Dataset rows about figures
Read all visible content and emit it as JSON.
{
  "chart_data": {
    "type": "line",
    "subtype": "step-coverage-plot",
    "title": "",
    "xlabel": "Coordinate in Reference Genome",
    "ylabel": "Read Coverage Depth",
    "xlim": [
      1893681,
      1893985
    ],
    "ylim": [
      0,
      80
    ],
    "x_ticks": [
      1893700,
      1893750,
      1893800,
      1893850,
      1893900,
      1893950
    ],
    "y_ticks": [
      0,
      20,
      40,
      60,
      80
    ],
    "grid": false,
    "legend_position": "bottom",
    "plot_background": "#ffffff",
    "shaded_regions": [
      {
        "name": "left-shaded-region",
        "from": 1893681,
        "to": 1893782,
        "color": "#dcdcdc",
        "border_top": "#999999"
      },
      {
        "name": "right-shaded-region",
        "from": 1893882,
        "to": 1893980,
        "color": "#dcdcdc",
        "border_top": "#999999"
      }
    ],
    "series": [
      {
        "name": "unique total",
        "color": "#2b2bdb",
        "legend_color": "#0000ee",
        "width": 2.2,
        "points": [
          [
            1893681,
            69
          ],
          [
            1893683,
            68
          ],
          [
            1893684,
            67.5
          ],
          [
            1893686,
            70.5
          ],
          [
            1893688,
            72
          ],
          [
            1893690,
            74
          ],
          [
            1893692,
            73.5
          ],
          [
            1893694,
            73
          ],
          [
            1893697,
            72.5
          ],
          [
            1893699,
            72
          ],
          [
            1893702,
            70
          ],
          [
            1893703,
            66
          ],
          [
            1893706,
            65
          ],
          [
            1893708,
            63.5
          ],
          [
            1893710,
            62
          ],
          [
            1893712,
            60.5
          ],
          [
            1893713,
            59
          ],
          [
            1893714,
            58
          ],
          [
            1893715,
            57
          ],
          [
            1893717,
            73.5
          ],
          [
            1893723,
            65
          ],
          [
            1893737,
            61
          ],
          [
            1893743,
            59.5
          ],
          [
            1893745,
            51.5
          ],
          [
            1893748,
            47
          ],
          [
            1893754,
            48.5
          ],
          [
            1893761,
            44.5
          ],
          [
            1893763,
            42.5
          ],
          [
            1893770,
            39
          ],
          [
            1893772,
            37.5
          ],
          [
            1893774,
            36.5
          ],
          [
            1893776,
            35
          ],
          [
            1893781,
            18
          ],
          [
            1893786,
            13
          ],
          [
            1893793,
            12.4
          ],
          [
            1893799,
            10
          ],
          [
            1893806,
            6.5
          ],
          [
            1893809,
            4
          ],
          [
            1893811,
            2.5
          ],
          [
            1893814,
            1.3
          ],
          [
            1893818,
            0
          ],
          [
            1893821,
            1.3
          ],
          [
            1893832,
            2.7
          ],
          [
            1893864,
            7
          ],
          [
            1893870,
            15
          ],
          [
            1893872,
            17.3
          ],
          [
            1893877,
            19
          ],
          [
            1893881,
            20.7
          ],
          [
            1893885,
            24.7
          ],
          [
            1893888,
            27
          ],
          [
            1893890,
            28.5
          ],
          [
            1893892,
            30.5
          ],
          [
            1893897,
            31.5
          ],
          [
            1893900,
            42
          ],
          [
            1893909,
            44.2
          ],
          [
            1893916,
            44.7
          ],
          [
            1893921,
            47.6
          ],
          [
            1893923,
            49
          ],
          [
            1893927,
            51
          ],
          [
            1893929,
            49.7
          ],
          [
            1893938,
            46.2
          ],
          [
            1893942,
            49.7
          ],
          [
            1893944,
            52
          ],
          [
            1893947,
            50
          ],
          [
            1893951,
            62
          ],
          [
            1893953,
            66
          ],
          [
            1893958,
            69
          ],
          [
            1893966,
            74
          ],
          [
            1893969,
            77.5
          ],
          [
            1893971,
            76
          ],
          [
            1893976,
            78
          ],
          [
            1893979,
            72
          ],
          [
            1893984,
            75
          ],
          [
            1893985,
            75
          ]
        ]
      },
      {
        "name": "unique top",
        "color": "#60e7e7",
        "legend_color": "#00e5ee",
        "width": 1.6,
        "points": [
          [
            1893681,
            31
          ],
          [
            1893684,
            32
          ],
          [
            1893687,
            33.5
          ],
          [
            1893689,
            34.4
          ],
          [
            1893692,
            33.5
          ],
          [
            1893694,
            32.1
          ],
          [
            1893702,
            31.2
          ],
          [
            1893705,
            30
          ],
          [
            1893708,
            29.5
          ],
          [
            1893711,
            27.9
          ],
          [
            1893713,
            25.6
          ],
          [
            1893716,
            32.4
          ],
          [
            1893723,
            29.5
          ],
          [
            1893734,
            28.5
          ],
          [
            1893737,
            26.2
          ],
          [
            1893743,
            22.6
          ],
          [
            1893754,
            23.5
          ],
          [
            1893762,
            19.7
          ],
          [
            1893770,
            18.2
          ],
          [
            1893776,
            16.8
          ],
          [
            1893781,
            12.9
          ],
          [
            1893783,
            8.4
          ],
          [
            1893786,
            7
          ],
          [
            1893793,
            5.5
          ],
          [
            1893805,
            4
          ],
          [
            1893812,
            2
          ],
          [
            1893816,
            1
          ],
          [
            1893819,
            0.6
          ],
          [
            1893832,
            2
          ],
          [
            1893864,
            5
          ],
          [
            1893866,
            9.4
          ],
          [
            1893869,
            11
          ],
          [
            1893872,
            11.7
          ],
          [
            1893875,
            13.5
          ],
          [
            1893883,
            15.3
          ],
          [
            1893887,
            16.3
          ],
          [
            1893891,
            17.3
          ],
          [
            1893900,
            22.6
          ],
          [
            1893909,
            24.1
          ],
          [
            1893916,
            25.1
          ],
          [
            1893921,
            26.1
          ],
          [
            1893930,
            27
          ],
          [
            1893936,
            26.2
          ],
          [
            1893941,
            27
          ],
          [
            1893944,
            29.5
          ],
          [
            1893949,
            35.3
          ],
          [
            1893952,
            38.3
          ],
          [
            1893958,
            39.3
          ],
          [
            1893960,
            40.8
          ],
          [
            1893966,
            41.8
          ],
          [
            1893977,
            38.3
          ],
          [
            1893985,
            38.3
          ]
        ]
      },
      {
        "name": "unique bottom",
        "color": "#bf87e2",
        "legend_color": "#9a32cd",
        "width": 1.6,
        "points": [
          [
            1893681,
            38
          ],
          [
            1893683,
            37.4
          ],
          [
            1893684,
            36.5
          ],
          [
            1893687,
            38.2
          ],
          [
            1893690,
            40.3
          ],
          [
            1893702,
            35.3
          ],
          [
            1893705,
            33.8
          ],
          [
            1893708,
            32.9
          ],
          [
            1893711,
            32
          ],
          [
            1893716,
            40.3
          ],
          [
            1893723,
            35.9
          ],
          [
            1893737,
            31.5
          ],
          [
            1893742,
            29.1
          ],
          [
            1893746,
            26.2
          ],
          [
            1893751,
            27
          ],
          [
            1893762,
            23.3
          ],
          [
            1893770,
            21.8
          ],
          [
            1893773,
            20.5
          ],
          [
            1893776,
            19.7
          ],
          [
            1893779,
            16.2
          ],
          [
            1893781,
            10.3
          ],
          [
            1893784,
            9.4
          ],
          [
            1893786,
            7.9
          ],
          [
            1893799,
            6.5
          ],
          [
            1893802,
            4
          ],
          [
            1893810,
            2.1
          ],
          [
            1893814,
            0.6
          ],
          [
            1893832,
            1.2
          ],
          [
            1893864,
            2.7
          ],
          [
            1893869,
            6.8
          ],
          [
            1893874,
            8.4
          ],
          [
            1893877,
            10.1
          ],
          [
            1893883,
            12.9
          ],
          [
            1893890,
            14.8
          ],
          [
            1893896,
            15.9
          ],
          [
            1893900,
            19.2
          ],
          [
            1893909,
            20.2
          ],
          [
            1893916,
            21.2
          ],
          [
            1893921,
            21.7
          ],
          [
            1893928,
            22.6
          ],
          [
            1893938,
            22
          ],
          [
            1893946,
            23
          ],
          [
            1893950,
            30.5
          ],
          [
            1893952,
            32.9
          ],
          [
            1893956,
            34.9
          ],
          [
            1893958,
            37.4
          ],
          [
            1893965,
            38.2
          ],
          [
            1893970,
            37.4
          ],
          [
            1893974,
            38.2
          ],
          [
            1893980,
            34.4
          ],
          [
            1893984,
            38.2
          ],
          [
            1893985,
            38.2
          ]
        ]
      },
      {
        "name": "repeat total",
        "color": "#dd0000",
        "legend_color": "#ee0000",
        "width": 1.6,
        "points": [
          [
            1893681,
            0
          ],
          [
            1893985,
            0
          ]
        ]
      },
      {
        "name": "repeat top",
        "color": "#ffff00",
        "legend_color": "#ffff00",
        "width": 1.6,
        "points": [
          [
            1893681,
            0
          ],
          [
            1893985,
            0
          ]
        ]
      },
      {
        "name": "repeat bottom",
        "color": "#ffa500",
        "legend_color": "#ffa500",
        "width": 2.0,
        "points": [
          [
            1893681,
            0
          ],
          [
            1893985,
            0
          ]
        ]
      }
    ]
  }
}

WHAT TO PRODUCE:
Go through the records and report each line that contains "repeat".

EXPECTED OUTPUT:
        "name": "repeat total",
        "name": "repeat top",
        "name": "repeat bottom",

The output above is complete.